--- start Records to process ---

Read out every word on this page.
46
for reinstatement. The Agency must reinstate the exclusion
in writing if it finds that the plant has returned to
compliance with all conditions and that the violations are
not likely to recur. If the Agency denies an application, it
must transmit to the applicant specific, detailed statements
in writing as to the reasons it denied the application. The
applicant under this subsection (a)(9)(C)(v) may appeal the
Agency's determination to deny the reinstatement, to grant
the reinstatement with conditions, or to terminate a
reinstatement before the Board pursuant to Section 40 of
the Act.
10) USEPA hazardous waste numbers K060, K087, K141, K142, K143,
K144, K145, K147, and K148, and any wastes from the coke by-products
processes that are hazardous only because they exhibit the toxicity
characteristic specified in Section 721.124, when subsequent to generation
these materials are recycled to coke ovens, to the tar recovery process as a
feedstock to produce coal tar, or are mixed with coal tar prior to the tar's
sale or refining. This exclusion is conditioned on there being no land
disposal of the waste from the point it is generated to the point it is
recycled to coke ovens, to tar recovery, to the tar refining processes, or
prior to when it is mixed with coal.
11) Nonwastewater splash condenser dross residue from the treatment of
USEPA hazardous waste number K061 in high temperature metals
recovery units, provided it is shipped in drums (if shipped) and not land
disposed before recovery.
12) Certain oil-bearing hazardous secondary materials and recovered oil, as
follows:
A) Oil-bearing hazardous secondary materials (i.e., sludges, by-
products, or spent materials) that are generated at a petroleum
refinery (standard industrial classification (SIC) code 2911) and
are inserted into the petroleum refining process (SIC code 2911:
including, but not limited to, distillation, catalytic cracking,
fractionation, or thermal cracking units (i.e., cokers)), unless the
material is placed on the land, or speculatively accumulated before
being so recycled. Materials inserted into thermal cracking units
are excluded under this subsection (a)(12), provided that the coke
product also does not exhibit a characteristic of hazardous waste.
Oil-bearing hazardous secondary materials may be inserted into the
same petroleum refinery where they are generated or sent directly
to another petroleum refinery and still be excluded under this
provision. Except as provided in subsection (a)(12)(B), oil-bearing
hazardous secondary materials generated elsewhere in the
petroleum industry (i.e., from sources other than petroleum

--- end Records to process ---

■ **The exercise**: Look through the entries above and report each line where the string "secondary" occurs.

■ **Reply**:
12) Certain oil-bearing hazardous secondary materials and recovered oil, as
A) Oil-bearing hazardous secondary materials (i.e., sludges, by-
Oil-bearing hazardous secondary materials may be inserted into the
hazardous secondary materials generated elsewhere in the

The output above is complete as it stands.